Task 1: In the recruitment blog post, by when has Yahoo!'s CEO ordered staff with work-from-home privileges to change their arrangements?
Task 2: Reproduce word for word the passage of the recruitment blog post that begins at the words "Recruitment is one" and stops after "maintaining some form of sanity.".
Task 3: Why does the recruitment blog post argue that a recruiter's location shouldn't really matter?

═════ Document excerpt ═════

By February 28, 20136 Comments

Recruitment is one industry that technology has influenced more than many others.  The process was sped up with e-mails, the advertising of jobs amplified by online job boards, and nowadays we have smart phones, tablets, cloud-based CRM systems and Skype interviewing enabling us to recruit on the move, from anywhere, with instant global reach.

This situation has created an interesting tension within recruitment, though.  We are an industry of (mostly) sociable, outgoing, networking types who often benefit from the shared energy generated by open plan workplaces and bouncing ideas off one another.  Certainly in recent years, regular knock-backs, clients’ hiring freezes, misbehaving candidates and revenue targets extending further out of reach necessitates some human interaction in the workplace purely in the interests of maintaining some form of sanity.

Nevertheless, technology has given birth to an increasing ability to recruit remotely, work from home and, in an industry where recruiters are measured on output and results more than many others (billings in agency; time-to-hire and direct hire percentages in internal), it shouldn’t really matter where you as a recruiter are located while producing those outputs should it?

That’s why the furore generated at Yahoo! this week by CEO Marissa Mayer’s dictat raises very similar arguments for us within the recruitment industry.  For those hiding under rocks this week, you can read the whole memo that was sent out in this article here, but in essence she has ordered all staff with work-from-home privileges to change their arrangements and move from Home-ton to Yahoo-ville by June, or join the jobless on the streets, saying:

…it is critical that we are all present in our offices. Some of the best decisions and insights come from hallway and cafeteria discussions, meeting new people, and impromptu team meetings. Speed and quality are often sacrificed when we work from home. We need to be one Yahoo!, and that starts with physically being together.

═════ Information provided ═════

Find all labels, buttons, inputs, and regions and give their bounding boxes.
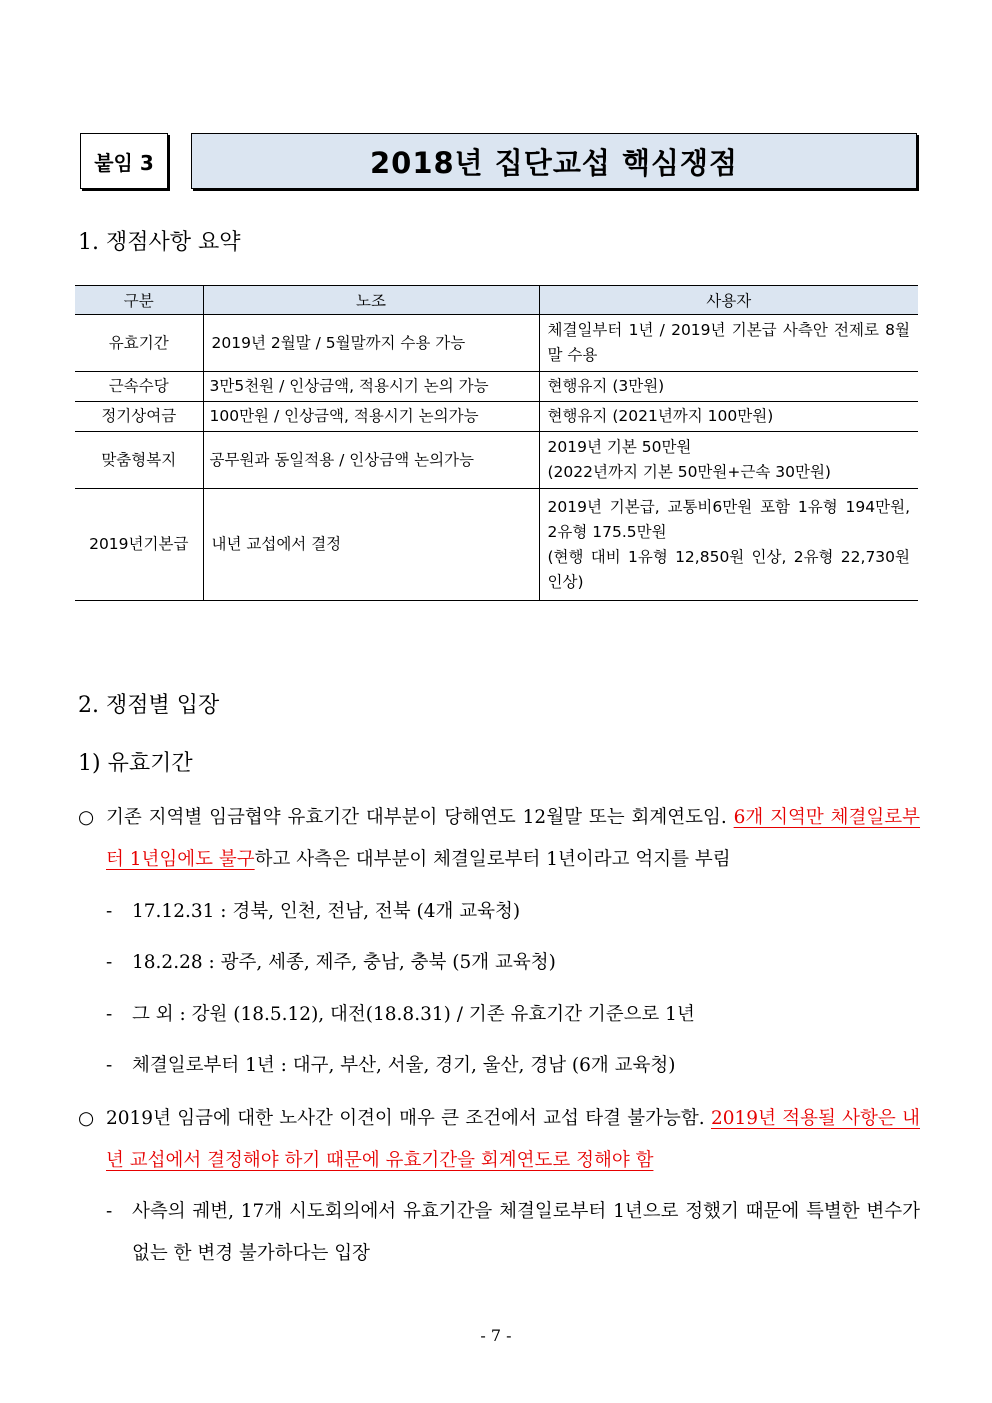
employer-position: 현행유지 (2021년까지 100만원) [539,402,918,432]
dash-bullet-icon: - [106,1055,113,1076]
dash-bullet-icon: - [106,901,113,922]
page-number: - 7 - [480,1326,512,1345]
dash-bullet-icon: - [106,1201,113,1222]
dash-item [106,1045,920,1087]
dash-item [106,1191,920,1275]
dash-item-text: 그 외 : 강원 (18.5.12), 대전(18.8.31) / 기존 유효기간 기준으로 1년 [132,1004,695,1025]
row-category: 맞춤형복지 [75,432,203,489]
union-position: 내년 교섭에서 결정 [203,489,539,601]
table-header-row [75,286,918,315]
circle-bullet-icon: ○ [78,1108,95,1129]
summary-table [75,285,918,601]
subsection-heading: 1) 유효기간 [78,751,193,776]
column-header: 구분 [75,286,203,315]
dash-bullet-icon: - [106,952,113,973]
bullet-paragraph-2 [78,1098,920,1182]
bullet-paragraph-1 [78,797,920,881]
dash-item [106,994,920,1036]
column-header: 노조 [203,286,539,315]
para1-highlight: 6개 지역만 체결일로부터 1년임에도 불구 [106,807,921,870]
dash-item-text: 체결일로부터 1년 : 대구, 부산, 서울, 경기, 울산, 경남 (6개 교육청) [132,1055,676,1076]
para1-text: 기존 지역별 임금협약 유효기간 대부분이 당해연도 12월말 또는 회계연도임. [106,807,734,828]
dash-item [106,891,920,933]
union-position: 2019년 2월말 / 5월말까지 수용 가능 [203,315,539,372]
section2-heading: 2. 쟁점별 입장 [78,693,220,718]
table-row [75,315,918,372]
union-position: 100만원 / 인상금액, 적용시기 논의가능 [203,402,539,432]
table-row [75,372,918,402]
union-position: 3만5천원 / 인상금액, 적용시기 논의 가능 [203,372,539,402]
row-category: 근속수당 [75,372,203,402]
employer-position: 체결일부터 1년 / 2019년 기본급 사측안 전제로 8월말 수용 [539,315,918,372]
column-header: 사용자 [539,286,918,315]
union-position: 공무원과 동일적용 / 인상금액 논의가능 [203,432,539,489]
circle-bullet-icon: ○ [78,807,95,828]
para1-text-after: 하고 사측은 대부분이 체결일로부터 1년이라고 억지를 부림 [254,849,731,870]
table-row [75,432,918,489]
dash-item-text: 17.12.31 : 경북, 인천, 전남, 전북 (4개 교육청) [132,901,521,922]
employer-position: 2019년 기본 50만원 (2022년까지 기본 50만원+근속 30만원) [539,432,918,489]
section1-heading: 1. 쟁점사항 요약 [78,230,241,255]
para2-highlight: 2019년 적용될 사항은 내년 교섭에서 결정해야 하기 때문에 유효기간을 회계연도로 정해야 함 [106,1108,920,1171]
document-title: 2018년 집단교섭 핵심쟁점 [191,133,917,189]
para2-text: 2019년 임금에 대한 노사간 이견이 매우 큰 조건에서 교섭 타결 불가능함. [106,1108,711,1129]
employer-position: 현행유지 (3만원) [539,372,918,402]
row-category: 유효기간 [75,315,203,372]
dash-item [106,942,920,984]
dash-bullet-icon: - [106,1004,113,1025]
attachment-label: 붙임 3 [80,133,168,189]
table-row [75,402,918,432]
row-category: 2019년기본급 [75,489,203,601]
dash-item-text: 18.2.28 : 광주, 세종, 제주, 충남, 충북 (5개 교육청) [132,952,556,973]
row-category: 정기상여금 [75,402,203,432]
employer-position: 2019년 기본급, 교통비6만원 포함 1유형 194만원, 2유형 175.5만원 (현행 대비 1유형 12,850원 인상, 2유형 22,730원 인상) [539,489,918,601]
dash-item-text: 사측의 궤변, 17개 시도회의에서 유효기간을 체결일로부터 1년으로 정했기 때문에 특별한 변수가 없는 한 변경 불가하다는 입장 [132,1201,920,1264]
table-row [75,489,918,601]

═════
═════ Information provided ═════

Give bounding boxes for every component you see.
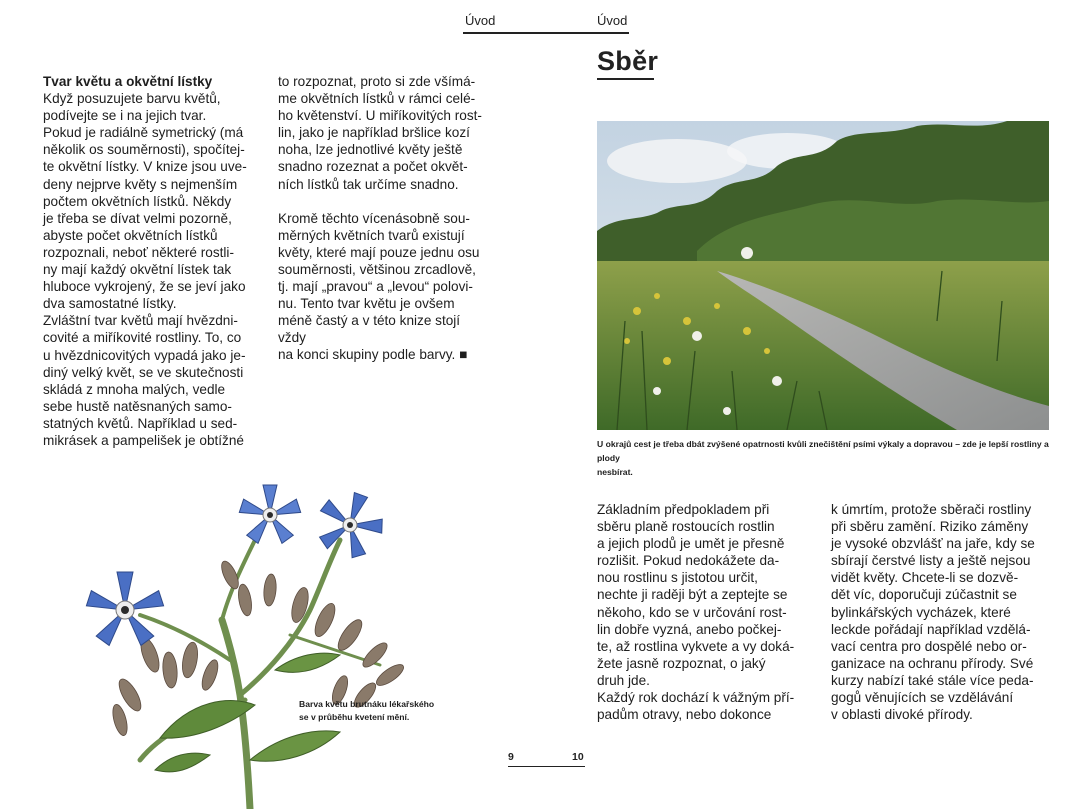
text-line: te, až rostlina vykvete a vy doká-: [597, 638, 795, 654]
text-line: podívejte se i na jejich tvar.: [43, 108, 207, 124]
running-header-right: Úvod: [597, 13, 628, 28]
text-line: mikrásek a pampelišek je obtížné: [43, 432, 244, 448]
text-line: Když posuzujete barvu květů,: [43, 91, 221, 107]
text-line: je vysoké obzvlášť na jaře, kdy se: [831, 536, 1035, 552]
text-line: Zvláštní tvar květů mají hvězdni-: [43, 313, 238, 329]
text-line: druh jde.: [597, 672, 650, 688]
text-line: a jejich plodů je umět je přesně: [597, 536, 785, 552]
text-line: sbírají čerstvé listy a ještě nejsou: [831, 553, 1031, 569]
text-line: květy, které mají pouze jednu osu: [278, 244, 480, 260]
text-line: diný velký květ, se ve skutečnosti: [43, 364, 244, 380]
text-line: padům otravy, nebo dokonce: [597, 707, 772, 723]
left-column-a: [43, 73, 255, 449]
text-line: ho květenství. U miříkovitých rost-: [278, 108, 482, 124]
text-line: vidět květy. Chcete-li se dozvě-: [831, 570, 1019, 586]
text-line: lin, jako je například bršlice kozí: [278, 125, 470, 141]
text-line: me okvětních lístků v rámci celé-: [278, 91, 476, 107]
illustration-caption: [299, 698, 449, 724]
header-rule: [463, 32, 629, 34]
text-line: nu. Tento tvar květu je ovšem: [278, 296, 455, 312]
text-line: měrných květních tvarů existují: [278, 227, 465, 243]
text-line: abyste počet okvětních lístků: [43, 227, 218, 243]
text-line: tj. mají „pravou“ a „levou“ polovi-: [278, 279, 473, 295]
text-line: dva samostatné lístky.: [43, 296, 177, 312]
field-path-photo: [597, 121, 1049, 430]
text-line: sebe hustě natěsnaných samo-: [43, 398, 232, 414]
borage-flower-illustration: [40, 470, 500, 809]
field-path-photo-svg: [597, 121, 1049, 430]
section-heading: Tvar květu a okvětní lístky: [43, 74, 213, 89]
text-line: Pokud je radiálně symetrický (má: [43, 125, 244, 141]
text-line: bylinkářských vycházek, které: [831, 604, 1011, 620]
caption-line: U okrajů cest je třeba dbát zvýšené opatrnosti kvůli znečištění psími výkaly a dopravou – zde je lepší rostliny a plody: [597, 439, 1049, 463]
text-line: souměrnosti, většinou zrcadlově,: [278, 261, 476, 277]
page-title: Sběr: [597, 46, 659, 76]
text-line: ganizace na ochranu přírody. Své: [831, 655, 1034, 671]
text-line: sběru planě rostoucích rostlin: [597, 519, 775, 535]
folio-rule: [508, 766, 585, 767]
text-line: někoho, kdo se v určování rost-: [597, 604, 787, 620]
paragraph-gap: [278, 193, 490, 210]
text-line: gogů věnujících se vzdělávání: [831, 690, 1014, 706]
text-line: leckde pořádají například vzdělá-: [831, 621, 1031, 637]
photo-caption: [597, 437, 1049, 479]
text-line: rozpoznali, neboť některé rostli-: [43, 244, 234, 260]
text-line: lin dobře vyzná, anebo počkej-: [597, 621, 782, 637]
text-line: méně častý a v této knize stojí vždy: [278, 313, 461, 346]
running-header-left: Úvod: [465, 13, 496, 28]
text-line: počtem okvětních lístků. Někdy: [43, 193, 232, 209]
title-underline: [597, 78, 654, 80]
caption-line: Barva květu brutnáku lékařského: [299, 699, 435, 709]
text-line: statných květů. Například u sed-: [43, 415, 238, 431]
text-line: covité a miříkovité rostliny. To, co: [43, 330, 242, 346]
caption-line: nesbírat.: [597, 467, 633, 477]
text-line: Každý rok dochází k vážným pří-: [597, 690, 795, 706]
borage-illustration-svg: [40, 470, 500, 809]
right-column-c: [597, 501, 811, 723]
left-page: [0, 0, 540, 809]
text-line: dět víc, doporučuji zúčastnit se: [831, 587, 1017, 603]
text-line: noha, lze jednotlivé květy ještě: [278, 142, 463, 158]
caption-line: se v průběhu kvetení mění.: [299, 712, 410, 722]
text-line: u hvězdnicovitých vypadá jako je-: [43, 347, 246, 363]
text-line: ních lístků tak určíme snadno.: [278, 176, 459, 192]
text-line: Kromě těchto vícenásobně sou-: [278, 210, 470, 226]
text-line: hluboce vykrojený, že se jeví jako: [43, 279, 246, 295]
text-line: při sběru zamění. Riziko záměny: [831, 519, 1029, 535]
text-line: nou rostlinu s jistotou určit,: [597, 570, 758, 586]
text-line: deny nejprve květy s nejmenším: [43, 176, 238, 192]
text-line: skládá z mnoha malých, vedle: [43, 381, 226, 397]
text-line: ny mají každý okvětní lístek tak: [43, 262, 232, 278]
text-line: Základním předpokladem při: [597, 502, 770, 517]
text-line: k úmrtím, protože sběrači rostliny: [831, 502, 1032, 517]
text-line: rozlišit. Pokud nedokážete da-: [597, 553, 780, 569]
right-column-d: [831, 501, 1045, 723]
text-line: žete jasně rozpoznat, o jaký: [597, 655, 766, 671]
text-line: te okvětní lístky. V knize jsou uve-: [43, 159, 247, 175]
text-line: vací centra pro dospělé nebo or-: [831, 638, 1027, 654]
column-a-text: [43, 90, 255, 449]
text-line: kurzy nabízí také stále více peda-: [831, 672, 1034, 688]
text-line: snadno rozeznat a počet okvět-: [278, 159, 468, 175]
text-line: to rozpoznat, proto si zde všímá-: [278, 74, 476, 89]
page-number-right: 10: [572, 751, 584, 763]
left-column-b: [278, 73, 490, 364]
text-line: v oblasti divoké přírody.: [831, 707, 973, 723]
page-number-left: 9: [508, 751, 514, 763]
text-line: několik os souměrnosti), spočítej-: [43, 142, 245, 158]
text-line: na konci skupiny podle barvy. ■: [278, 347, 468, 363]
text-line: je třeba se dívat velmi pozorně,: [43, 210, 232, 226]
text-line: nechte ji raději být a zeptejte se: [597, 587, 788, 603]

═════

Expected answer 1: By June.

Expected answer 2:
Recruitment is one industry that technology has influenced more than many others.  The process was sped up with e-mails, the advertising of jobs amplified by online job boards, and nowadays we have smart phones, tablets, cloud-based CRM systems and Skype interviewing enabling us to recruit on the move, from anywhere, with instant global reach.

This situation has created an interesting tension within recruitment, though.  We are an industry of (mostly) sociable, outgoing, networking types who often benefit from the shared energy generated by open plan workplaces and bouncing ideas off one another.  Certainly in recent years, regular knock-backs, clients’ hiring freezes, misbehaving candidates and revenue targets extending further out of reach necessitates some human interaction in the workplace purely in the interests of maintaining some form of sanity.

Expected answer 3: Recruiters are measured on output and results more than workers in many other industries. Agency recruiters are judged on billings, and internal recruiters on time-to-hire and direct hire percentages. Because technology now lets recruiters work remotely, the post suggests that only producing those outputs should count.